Task prompt:
Of the lines listed below, how many contain the string "axborot"? Answer with the number alone.

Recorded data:
· · · · · · ·

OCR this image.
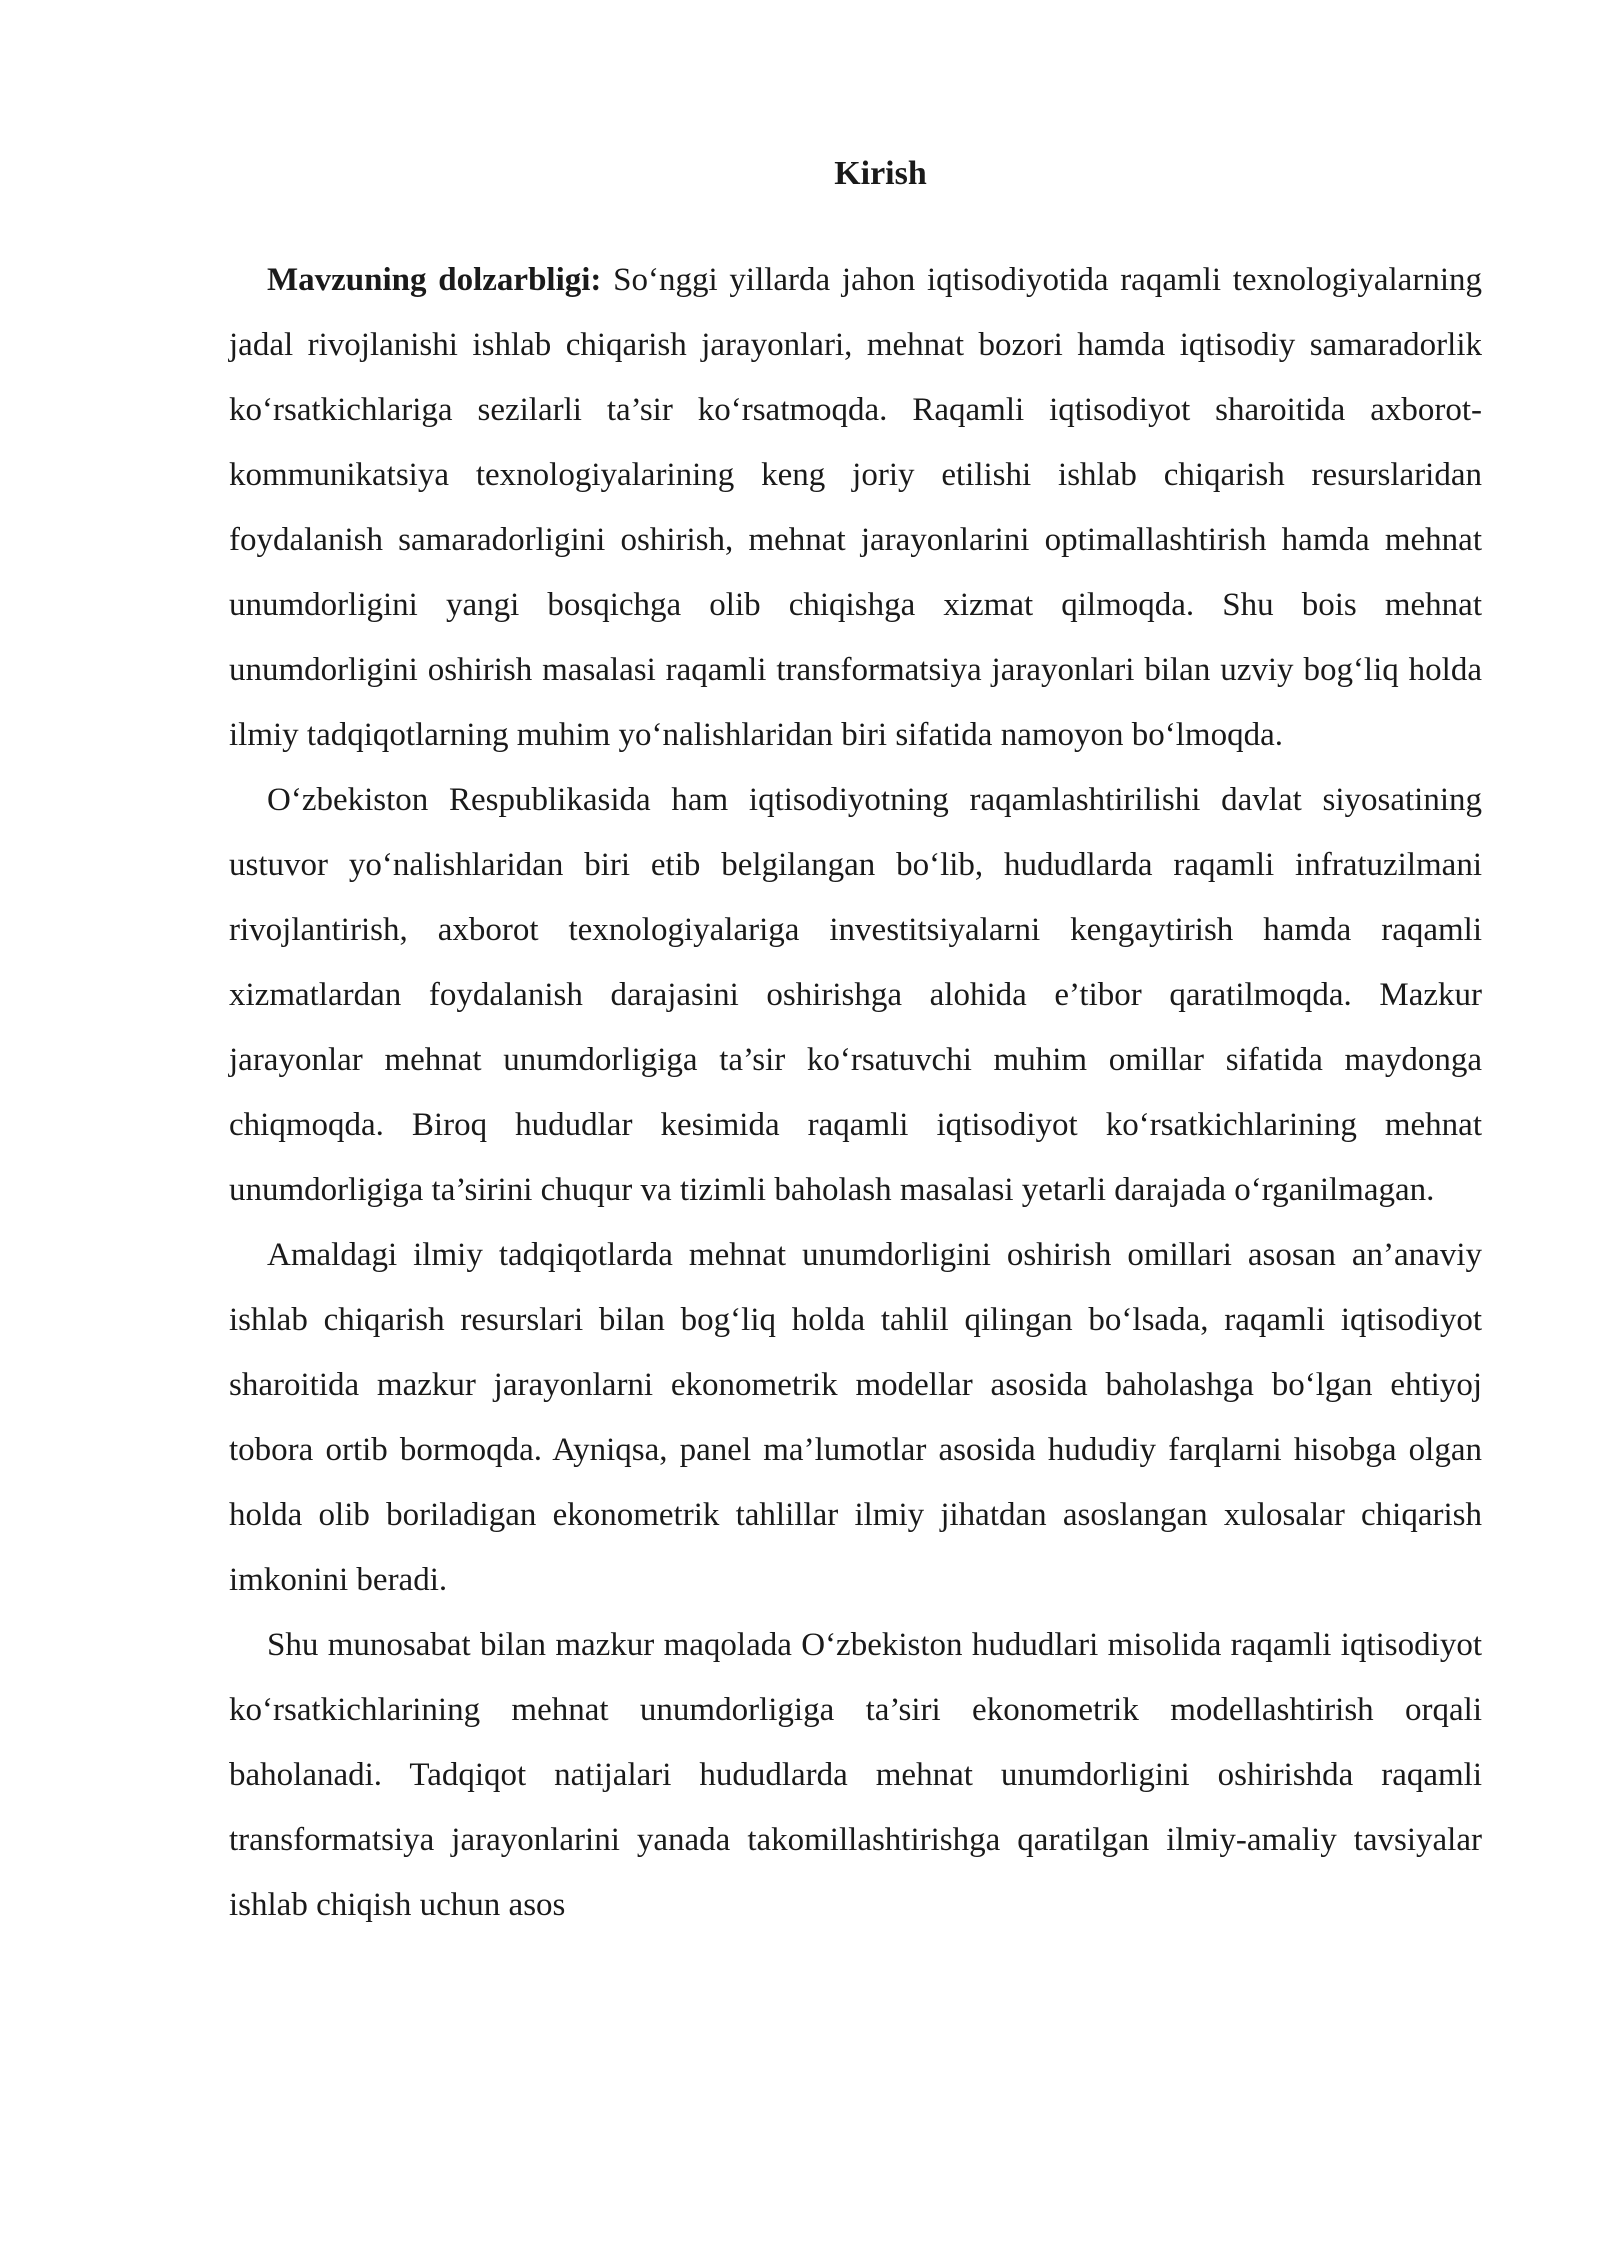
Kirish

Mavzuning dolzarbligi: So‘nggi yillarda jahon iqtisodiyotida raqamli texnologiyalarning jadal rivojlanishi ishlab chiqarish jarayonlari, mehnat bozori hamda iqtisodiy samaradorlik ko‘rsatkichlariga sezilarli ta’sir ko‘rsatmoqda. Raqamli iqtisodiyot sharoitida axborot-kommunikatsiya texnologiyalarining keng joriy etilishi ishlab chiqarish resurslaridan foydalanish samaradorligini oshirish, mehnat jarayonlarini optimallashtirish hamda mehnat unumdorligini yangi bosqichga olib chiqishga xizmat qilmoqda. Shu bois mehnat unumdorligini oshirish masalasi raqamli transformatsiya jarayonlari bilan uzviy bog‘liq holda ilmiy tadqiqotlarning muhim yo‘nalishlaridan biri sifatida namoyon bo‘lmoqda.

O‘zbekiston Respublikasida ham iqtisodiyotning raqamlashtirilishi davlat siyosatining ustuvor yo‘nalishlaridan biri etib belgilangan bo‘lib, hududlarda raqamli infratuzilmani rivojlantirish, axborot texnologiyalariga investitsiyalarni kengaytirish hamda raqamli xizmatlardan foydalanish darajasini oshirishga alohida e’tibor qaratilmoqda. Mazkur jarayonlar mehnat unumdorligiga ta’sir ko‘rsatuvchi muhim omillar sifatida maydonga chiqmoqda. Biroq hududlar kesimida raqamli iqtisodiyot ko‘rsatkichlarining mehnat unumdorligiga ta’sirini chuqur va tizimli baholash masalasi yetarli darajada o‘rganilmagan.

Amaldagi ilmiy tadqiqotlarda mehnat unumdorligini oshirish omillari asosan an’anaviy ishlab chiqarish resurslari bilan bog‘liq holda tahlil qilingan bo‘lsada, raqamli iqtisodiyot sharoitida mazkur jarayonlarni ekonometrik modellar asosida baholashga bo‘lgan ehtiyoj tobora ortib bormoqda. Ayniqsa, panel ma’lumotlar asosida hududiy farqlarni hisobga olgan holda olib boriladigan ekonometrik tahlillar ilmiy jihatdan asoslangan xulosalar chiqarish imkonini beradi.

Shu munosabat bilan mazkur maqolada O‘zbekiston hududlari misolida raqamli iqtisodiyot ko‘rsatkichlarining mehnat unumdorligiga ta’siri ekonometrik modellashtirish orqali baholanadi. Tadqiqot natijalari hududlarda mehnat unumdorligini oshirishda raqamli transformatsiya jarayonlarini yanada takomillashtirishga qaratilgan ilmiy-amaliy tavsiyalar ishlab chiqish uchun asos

· · · · · · ·

Result of the exercise:
2